### Requirements
Output every line of the data exactly as it appears.

### Exercise input
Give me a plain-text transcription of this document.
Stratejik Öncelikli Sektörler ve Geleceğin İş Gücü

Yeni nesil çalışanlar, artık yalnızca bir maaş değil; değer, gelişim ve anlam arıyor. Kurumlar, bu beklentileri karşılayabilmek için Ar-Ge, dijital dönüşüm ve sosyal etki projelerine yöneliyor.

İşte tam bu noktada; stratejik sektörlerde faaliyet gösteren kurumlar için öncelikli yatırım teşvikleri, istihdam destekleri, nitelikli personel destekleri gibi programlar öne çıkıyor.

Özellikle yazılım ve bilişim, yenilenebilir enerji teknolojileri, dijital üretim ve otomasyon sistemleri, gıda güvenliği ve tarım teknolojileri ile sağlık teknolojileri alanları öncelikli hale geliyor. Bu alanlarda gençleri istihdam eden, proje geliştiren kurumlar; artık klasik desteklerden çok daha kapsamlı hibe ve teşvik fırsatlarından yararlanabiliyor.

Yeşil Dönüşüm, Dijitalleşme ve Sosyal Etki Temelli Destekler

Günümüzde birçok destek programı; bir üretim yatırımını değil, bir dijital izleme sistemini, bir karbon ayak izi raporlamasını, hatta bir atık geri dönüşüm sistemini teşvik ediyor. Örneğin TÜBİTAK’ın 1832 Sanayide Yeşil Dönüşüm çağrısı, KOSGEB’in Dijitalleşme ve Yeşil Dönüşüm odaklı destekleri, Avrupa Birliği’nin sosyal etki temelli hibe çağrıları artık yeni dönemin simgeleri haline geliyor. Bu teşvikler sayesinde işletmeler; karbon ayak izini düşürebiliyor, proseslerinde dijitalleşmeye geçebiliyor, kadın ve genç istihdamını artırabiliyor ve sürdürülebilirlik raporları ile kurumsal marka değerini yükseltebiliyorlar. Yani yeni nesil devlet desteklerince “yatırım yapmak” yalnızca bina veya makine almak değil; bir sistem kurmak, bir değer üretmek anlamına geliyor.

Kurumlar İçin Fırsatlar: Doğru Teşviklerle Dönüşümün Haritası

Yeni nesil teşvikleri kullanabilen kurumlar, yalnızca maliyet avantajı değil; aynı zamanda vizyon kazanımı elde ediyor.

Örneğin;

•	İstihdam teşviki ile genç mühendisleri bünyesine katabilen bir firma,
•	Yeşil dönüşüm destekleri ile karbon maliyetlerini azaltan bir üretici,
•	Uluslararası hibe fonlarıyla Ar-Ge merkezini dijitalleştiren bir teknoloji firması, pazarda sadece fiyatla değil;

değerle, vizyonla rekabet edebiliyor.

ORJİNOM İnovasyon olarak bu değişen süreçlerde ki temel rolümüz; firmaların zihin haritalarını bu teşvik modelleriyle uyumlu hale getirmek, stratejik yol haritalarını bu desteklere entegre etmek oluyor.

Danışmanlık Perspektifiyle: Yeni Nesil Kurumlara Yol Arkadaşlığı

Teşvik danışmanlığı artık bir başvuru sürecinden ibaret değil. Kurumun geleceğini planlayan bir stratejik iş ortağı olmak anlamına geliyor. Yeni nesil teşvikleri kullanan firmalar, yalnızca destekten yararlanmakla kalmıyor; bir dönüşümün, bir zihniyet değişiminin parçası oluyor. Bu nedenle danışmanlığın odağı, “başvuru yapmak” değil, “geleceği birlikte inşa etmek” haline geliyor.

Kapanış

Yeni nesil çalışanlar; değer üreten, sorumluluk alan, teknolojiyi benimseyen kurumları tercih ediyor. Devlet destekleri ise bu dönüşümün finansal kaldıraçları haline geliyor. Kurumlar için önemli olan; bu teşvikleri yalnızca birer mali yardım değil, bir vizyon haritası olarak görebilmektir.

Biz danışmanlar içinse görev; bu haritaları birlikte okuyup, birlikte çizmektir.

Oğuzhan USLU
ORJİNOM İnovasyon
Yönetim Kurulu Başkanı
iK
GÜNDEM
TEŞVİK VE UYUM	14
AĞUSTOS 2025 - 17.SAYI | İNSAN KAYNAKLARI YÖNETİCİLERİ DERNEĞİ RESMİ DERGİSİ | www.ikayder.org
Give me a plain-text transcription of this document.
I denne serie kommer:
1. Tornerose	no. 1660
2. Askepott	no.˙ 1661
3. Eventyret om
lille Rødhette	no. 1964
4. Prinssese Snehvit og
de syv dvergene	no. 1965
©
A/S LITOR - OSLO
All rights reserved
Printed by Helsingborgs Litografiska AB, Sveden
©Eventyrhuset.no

### Full answer
Give me a plain-text transcription of this document.
Stratejik Öncelikli Sektörler ve Geleceğin İş Gücü

Yeni nesil çalışanlar, artık yalnızca bir maaş değil; değer, gelişim ve anlam arıyor. Kurumlar, bu beklentileri karşılayabilmek için Ar-Ge, dijital dönüşüm ve sosyal etki projelerine yöneliyor.

İşte tam bu noktada; stratejik sektörlerde faaliyet gösteren kurumlar için öncelikli yatırım teşvikleri, istihdam destekleri, nitelikli personel destekleri gibi programlar öne çıkıyor.

Özellikle yazılım ve bilişim, yenilenebilir enerji teknolojileri, dijital üretim ve otomasyon sistemleri, gıda güvenliği ve tarım teknolojileri ile sağlık teknolojileri alanları öncelikli hale geliyor. Bu alanlarda gençleri istihdam eden, proje geliştiren kurumlar; artık klasik desteklerden çok daha kapsamlı hibe ve teşvik fırsatlarından yararlanabiliyor.

Yeşil Dönüşüm, Dijitalleşme ve Sosyal Etki Temelli Destekler

Günümüzde birçok destek programı; bir üretim yatırımını değil, bir dijital izleme sistemini, bir karbon ayak izi raporlamasını, hatta bir atık geri dönüşüm sistemini teşvik ediyor. Örneğin TÜBİTAK’ın 1832 Sanayide Yeşil Dönüşüm çağrısı, KOSGEB’in Dijitalleşme ve Yeşil Dönüşüm odaklı destekleri, Avrupa Birliği’nin sosyal etki temelli hibe çağrıları artık yeni dönemin simgeleri haline geliyor. Bu teşvikler sayesinde işletmeler; karbon ayak izini düşürebiliyor, proseslerinde dijitalleşmeye geçebiliyor, kadın ve genç istihdamını artırabiliyor ve sürdürülebilirlik raporları ile kurumsal marka değerini yükseltebiliyorlar. Yani yeni nesil devlet desteklerince “yatırım yapmak” yalnızca bina veya makine almak değil; bir sistem kurmak, bir değer üretmek anlamına geliyor.

Kurumlar İçin Fırsatlar: Doğru Teşviklerle Dönüşümün Haritası

Yeni nesil teşvikleri kullanabilen kurumlar, yalnızca maliyet avantajı değil; aynı zamanda vizyon kazanımı elde ediyor.

Örneğin;

•	İstihdam teşviki ile genç mühendisleri bünyesine katabilen bir firma,
•	Yeşil dönüşüm destekleri ile karbon maliyetlerini azaltan bir üretici,
•	Uluslararası hibe fonlarıyla Ar-Ge merkezini dijitalleştiren bir teknoloji firması, pazarda sadece fiyatla değil;

değerle, vizyonla rekabet edebiliyor.

ORJİNOM İnovasyon olarak bu değişen süreçlerde ki temel rolümüz; firmaların zihin haritalarını bu teşvik modelleriyle uyumlu hale getirmek, stratejik yol haritalarını bu desteklere entegre etmek oluyor.

Danışmanlık Perspektifiyle: Yeni Nesil Kurumlara Yol Arkadaşlığı

Teşvik danışmanlığı artık bir başvuru sürecinden ibaret değil. Kurumun geleceğini planlayan bir stratejik iş ortağı olmak anlamına geliyor. Yeni nesil teşvikleri kullanan firmalar, yalnızca destekten yararlanmakla kalmıyor; bir dönüşümün, bir zihniyet değişiminin parçası oluyor. Bu nedenle danışmanlığın odağı, “başvuru yapmak” değil, “geleceği birlikte inşa etmek” haline geliyor.

Kapanış

Yeni nesil çalışanlar; değer üreten, sorumluluk alan, teknolojiyi benimseyen kurumları tercih ediyor. Devlet destekleri ise bu dönüşümün finansal kaldıraçları haline geliyor. Kurumlar için önemli olan; bu teşvikleri yalnızca birer mali yardım değil, bir vizyon haritası olarak görebilmektir.

Biz danışmanlar içinse görev; bu haritaları birlikte okuyup, birlikte çizmektir.

Oğuzhan USLU
ORJİNOM İnovasyon
Yönetim Kurulu Başkanı
iK
GÜNDEM
TEŞVİK VE UYUM	14
AĞUSTOS 2025 - 17.SAYI | İNSAN KAYNAKLARI YÖNETİCİLERİ DERNEĞİ RESMİ DERGİSİ | www.ikayder.org
Give me a plain-text transcription of this document.
I denne serie kommer:
1. Tornerose	no. 1660
2. Askepott	no.˙ 1661
3. Eventyret om
lille Rødhette	no. 1964
4. Prinssese Snehvit og
de syv dvergene	no. 1965
©
A/S LITOR - OSLO
All rights reserved
Printed by Helsingborgs Litografiska AB, Sveden
©Eventyrhuset.no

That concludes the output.